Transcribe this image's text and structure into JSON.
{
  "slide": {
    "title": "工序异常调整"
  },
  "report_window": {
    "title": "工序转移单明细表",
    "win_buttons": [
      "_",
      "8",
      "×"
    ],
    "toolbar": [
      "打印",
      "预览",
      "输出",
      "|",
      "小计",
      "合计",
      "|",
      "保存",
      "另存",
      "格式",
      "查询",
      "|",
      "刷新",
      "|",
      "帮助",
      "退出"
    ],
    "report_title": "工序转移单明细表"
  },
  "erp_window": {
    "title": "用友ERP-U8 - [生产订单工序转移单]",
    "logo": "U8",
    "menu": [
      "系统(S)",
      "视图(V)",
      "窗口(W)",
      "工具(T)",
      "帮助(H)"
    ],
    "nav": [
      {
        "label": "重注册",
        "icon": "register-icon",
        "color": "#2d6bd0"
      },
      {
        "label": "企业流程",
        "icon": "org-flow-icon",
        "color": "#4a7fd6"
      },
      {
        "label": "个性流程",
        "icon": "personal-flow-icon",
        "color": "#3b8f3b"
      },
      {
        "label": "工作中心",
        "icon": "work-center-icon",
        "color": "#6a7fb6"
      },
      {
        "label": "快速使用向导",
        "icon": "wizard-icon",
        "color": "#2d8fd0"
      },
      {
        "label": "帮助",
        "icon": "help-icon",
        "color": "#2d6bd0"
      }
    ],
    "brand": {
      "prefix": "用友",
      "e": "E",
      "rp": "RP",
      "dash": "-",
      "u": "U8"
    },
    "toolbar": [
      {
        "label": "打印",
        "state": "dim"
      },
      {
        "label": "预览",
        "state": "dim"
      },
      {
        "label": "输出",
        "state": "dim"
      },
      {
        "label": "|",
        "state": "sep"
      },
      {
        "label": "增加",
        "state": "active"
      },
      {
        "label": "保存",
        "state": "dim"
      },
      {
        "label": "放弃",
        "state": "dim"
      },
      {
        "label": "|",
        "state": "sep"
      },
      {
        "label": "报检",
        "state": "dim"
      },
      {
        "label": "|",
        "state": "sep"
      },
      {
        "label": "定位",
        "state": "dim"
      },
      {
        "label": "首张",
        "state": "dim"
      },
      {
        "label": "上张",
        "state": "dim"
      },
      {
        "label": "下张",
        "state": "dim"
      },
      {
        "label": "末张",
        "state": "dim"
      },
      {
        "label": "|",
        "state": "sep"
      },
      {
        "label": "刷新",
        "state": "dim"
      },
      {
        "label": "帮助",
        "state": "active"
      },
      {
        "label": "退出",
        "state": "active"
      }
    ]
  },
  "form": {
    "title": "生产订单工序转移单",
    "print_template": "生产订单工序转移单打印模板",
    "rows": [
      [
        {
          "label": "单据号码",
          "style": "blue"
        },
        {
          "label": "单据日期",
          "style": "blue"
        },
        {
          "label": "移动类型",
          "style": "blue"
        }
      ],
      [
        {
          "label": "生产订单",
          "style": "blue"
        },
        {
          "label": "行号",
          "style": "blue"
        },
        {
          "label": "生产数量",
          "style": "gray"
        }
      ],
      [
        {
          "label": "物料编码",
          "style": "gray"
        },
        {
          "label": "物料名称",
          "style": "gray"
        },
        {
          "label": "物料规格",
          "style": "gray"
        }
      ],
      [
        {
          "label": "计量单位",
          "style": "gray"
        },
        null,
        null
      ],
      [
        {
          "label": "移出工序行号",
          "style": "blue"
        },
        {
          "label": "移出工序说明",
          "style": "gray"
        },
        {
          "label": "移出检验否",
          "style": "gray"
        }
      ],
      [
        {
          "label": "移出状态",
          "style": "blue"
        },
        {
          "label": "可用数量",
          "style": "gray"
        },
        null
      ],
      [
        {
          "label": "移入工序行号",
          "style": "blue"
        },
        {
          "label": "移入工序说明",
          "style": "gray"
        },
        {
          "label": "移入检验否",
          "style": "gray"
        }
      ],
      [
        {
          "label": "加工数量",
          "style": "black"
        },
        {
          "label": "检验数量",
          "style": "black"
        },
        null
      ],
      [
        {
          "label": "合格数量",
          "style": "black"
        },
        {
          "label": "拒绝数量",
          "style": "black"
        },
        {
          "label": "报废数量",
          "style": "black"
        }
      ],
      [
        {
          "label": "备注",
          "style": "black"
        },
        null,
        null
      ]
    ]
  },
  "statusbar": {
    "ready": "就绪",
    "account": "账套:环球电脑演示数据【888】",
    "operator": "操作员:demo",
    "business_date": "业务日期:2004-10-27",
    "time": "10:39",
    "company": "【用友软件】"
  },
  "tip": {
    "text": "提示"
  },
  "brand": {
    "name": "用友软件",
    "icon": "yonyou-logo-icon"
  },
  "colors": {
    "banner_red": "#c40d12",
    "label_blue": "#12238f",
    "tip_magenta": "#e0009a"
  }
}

▸ **What you are asked to do**
Give back the data above exactly as it appears.

▸ **Right answer**
Transcribe this image's text and structure into JSON.
{
  "slide": {
    "title": "工序异常调整"
  },
  "report_window": {
    "title": "工序转移单明细表",
    "win_buttons": [
      "_",
      "8",
      "×"
    ],
    "toolbar": [
      "打印",
      "预览",
      "输出",
      "|",
      "小计",
      "合计",
      "|",
      "保存",
      "另存",
      "格式",
      "查询",
      "|",
      "刷新",
      "|",
      "帮助",
      "退出"
    ],
    "report_title": "工序转移单明细表"
  },
  "erp_window": {
    "title": "用友ERP-U8 - [生产订单工序转移单]",
    "logo": "U8",
    "menu": [
      "系统(S)",
      "视图(V)",
      "窗口(W)",
      "工具(T)",
      "帮助(H)"
    ],
    "nav": [
      {
        "label": "重注册",
        "icon": "register-icon",
        "color": "#2d6bd0"
      },
      {
        "label": "企业流程",
        "icon": "org-flow-icon",
        "color": "#4a7fd6"
      },
      {
        "label": "个性流程",
        "icon": "personal-flow-icon",
        "color": "#3b8f3b"
      },
      {
        "label": "工作中心",
        "icon": "work-center-icon",
        "color": "#6a7fb6"
      },
      {
        "label": "快速使用向导",
        "icon": "wizard-icon",
        "color": "#2d8fd0"
      },
      {
        "label": "帮助",
        "icon": "help-icon",
        "color": "#2d6bd0"
      }
    ],
    "brand": {
      "prefix": "用友",
      "e": "E",
      "rp": "RP",
      "dash": "-",
      "u": "U8"
    },
    "toolbar": [
      {
        "label": "打印",
        "state": "dim"
      },
      {
        "label": "预览",
        "state": "dim"
      },
      {
        "label": "输出",
        "state": "dim"
      },
      {
        "label": "|",
        "state": "sep"
      },
      {
        "label": "增加",
        "state": "active"
      },
      {
        "label": "保存",
        "state": "dim"
      },
      {
        "label": "放弃",
        "state": "dim"
      },
      {
        "label": "|",
        "state": "sep"
      },
      {
        "label": "报检",
        "state": "dim"
      },
      {
        "label": "|",
        "state": "sep"
      },
      {
        "label": "定位",
        "state": "dim"
      },
      {
        "label": "首张",
        "state": "dim"
      },
      {
        "label": "上张",
        "state": "dim"
      },
      {
        "label": "下张",
        "state": "dim"
      },
      {
        "label": "末张",
        "state": "dim"
      },
      {
        "label": "|",
        "state": "sep"
      },
      {
        "label": "刷新",
        "state": "dim"
      },
      {
        "label": "帮助",
        "state": "active"
      },
      {
        "label": "退出",
        "state": "active"
      }
    ]
  },
  "form": {
    "title": "生产订单工序转移单",
    "print_template": "生产订单工序转移单打印模板",
    "rows": [
      [
        {
          "label": "单据号码",
          "style": "blue"
        },
        {
          "label": "单据日期",
          "style": "blue"
        },
        {
          "label": "移动类型",
          "style": "blue"
        }
      ],
      [
        {
          "label": "生产订单",
          "style": "blue"
        },
        {
          "label": "行号",
          "style": "blue"
        },
        {
          "label": "生产数量",
          "style": "gray"
        }
      ],
      [
        {
          "label": "物料编码",
          "style": "gray"
        },
        {
          "label": "物料名称",
          "style": "gray"
        },
        {
          "label": "物料规格",
          "style": "gray"
        }
      ],
      [
        {
          "label": "计量单位",
          "style": "gray"
        },
        null,
        null
      ],
      [
        {
          "label": "移出工序行号",
          "style": "blue"
        },
        {
          "label": "移出工序说明",
          "style": "gray"
        },
        {
          "label": "移出检验否",
          "style": "gray"
        }
      ],
      [
        {
          "label": "移出状态",
          "style": "blue"
        },
        {
          "label": "可用数量",
          "style": "gray"
        },
        null
      ],
      [
        {
          "label": "移入工序行号",
          "style": "blue"
        },
        {
          "label": "移入工序说明",
          "style": "gray"
        },
        {
          "label": "移入检验否",
          "style": "gray"
        }
      ],
      [
        {
          "label": "加工数量",
          "style": "black"
        },
        {
          "label": "检验数量",
          "style": "black"
        },
        null
      ],
      [
        {
          "label": "合格数量",
          "style": "black"
        },
        {
          "label": "拒绝数量",
          "style": "black"
        },
        {
          "label": "报废数量",
          "style": "black"
        }
      ],
      [
        {
          "label": "备注",
          "style": "black"
        },
        null,
        null
      ]
    ]
  },
  "statusbar": {
    "ready": "就绪",
    "account": "账套:环球电脑演示数据【888】",
    "operator": "操作员:demo",
    "business_date": "业务日期:2004-10-27",
    "time": "10:39",
    "company": "【用友软件】"
  },
  "tip": {
    "text": "提示"
  },
  "brand": {
    "name": "用友软件",
    "icon": "yonyou-logo-icon"
  },
  "colors": {
    "banner_red": "#c40d12",
    "label_blue": "#12238f",
    "tip_magenta": "#e0009a"
  }
}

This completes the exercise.